**What the task asks:** Look through the records that follow. Copy every line containing the word "particular".

— Start of Material for the task —

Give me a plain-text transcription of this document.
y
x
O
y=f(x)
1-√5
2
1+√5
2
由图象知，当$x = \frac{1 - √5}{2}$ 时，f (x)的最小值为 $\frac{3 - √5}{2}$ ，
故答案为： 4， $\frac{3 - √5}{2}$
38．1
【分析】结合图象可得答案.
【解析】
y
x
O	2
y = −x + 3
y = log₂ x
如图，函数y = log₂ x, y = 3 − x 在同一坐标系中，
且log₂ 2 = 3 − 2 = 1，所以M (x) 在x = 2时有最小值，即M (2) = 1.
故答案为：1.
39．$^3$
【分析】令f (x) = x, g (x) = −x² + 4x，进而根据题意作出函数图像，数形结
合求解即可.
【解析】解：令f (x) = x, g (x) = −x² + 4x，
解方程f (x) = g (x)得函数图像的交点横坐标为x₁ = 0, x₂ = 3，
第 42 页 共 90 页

— End of Material for the task —
— Start of Material for the task —

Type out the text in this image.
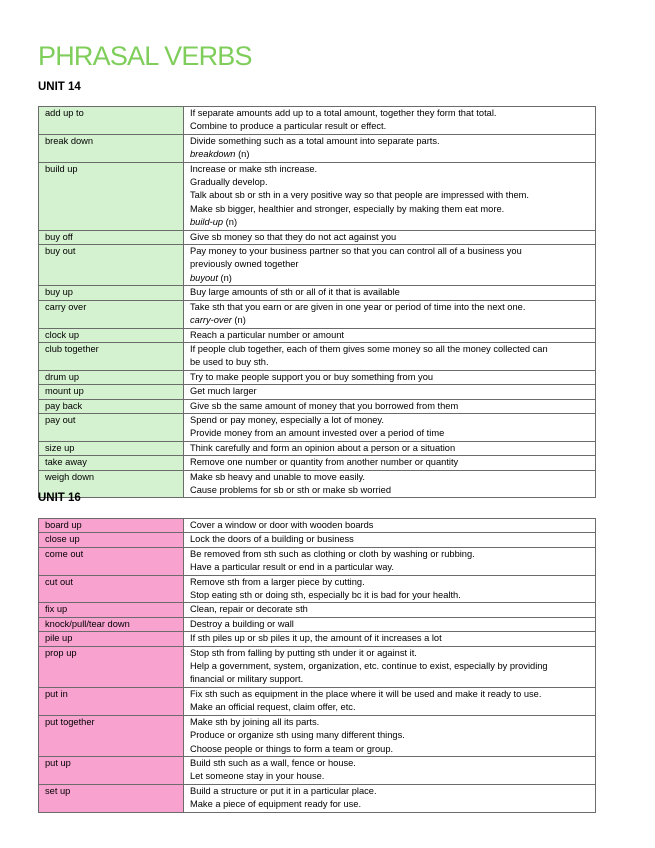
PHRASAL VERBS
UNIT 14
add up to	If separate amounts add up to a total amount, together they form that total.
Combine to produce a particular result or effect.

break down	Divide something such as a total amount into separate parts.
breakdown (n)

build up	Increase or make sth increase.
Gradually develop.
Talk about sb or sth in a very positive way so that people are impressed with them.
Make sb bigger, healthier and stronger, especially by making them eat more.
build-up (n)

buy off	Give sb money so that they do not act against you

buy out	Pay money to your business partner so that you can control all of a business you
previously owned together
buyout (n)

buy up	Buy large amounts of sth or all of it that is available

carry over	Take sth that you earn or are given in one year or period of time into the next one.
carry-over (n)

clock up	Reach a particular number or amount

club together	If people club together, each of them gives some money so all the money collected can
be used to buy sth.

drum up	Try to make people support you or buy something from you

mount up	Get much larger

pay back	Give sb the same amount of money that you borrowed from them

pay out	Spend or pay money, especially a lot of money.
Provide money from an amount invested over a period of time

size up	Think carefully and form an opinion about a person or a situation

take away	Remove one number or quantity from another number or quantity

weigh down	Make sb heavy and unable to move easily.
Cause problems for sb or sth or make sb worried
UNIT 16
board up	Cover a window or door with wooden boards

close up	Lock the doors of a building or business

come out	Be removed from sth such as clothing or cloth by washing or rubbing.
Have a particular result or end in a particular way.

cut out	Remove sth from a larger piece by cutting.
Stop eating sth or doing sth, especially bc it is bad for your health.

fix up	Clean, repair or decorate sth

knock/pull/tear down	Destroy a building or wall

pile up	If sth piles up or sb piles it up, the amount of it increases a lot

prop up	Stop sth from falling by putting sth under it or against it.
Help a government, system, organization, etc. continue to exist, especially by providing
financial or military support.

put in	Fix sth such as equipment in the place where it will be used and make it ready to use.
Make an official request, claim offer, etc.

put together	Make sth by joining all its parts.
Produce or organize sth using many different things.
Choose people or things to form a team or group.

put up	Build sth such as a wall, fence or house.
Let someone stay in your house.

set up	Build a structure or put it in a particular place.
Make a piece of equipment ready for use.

— End of Material for the task —

**Full response:**
Combine to produce a particular result or effect.
clock up	Reach a particular number or amount
Have a particular result or end in a particular way.
set up	Build a structure or put it in a particular place.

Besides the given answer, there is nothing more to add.